* _Problem details_:
What is the count of lines in the listing below that hold the string "avoir"? Reply with that number alone.

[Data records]
───

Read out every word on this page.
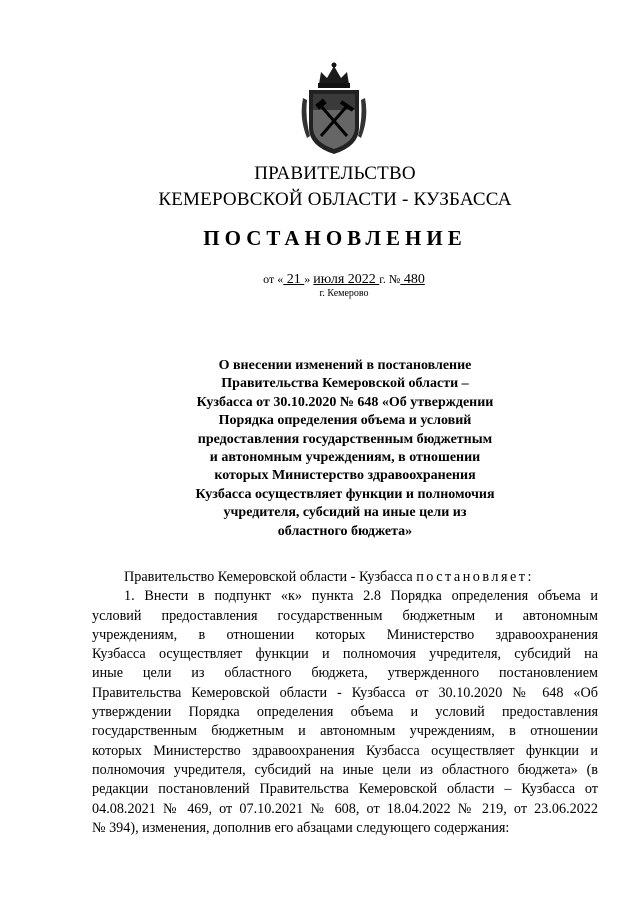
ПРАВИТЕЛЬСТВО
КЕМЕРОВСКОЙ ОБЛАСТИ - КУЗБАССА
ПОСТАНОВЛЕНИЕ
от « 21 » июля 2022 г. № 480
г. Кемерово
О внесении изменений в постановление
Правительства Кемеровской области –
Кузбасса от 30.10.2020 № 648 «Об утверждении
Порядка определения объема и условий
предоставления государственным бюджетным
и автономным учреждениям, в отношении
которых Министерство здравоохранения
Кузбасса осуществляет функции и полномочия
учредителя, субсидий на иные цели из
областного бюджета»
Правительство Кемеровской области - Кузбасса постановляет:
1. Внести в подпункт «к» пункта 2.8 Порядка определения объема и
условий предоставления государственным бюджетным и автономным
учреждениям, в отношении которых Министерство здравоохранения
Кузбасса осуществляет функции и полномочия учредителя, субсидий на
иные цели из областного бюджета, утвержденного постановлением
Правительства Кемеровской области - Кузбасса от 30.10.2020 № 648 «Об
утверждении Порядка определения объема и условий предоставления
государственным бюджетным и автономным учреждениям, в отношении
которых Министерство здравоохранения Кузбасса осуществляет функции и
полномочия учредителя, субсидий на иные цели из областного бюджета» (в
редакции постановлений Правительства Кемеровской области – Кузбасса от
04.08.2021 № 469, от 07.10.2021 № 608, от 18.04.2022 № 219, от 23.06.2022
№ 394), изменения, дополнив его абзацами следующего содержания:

───

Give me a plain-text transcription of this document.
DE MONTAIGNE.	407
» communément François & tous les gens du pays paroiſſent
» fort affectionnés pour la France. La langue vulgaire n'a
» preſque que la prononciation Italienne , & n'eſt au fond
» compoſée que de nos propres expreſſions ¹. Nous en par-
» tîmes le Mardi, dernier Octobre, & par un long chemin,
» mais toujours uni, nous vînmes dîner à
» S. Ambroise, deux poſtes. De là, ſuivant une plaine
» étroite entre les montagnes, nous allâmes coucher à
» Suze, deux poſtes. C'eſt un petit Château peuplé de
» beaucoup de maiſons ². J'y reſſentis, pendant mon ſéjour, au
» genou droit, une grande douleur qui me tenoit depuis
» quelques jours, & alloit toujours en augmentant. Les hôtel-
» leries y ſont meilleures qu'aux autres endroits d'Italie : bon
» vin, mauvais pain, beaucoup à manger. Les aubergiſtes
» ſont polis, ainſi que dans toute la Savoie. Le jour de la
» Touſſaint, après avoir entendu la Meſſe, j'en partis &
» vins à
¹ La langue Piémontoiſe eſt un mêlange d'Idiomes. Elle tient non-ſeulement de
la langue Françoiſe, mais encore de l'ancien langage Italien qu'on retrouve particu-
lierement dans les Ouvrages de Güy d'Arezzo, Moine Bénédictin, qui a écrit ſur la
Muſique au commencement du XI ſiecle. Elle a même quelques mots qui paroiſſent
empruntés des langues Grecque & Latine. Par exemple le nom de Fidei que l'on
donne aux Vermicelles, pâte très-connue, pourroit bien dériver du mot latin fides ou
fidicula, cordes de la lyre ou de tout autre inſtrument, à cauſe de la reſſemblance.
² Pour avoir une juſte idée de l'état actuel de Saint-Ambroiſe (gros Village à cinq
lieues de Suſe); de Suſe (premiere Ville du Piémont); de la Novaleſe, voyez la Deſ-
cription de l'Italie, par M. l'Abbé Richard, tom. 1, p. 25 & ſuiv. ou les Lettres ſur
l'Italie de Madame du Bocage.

───

* _Exercise answer_:
2